[Records from a data source]

((

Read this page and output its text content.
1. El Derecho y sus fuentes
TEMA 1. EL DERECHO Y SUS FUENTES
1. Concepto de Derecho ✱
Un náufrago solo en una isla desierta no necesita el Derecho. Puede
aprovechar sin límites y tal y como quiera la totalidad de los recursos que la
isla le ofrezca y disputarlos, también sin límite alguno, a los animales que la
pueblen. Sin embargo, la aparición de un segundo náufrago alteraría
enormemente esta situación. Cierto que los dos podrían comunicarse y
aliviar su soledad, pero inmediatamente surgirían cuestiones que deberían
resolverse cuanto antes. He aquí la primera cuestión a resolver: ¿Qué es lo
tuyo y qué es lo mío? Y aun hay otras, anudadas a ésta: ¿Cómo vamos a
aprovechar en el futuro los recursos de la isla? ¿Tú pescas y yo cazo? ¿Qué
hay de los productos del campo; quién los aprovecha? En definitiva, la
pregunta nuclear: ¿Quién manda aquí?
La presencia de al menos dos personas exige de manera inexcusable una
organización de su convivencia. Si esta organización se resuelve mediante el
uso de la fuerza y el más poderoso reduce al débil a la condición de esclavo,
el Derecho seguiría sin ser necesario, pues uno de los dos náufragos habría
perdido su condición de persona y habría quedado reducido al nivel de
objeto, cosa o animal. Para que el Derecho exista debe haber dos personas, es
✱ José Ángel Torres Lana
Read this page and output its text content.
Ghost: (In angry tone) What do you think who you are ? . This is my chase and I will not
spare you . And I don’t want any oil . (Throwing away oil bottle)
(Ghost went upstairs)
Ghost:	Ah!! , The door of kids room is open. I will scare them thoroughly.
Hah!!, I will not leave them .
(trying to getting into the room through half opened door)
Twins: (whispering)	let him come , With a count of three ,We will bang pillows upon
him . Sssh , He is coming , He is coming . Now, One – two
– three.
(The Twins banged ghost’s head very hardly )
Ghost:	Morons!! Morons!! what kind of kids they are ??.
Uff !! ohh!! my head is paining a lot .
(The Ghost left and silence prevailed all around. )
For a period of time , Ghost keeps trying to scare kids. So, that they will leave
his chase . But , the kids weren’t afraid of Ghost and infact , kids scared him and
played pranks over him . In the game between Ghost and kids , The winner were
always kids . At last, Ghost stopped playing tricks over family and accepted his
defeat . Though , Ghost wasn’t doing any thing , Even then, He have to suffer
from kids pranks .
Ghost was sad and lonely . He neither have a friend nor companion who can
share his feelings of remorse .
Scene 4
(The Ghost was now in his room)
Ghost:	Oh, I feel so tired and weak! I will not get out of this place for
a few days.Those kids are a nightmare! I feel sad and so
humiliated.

))

WHAT YOU NEED TO DO: All of the data shown above must be copied exactly.

REPLY:
Read this page and output its text content.
1. El Derecho y sus fuentes
TEMA 1. EL DERECHO Y SUS FUENTES
1. Concepto de Derecho ✱
Un náufrago solo en una isla desierta no necesita el Derecho. Puede
aprovechar sin límites y tal y como quiera la totalidad de los recursos que la
isla le ofrezca y disputarlos, también sin límite alguno, a los animales que la
pueblen. Sin embargo, la aparición de un segundo náufrago alteraría
enormemente esta situación. Cierto que los dos podrían comunicarse y
aliviar su soledad, pero inmediatamente surgirían cuestiones que deberían
resolverse cuanto antes. He aquí la primera cuestión a resolver: ¿Qué es lo
tuyo y qué es lo mío? Y aun hay otras, anudadas a ésta: ¿Cómo vamos a
aprovechar en el futuro los recursos de la isla? ¿Tú pescas y yo cazo? ¿Qué
hay de los productos del campo; quién los aprovecha? En definitiva, la
pregunta nuclear: ¿Quién manda aquí?
La presencia de al menos dos personas exige de manera inexcusable una
organización de su convivencia. Si esta organización se resuelve mediante el
uso de la fuerza y el más poderoso reduce al débil a la condición de esclavo,
el Derecho seguiría sin ser necesario, pues uno de los dos náufragos habría
perdido su condición de persona y habría quedado reducido al nivel de
objeto, cosa o animal. Para que el Derecho exista debe haber dos personas, es
✱ José Ángel Torres Lana
Read this page and output its text content.
Ghost: (In angry tone) What do you think who you are ? . This is my chase and I will not
spare you . And I don’t want any oil . (Throwing away oil bottle)
(Ghost went upstairs)
Ghost:	Ah!! , The door of kids room is open. I will scare them thoroughly.
Hah!!, I will not leave them .
(trying to getting into the room through half opened door)
Twins: (whispering)	let him come , With a count of three ,We will bang pillows upon
him . Sssh , He is coming , He is coming . Now, One – two
– three.
(The Twins banged ghost’s head very hardly )
Ghost:	Morons!! Morons!! what kind of kids they are ??.
Uff !! ohh!! my head is paining a lot .
(The Ghost left and silence prevailed all around. )
For a period of time , Ghost keeps trying to scare kids. So, that they will leave
his chase . But , the kids weren’t afraid of Ghost and infact , kids scared him and
played pranks over him . In the game between Ghost and kids , The winner were
always kids . At last, Ghost stopped playing tricks over family and accepted his
defeat . Though , Ghost wasn’t doing any thing , Even then, He have to suffer
from kids pranks .
Ghost was sad and lonely . He neither have a friend nor companion who can
share his feelings of remorse .
Scene 4
(The Ghost was now in his room)
Ghost:	Oh, I feel so tired and weak! I will not get out of this place for
a few days.Those kids are a nightmare! I feel sad and so
humiliated.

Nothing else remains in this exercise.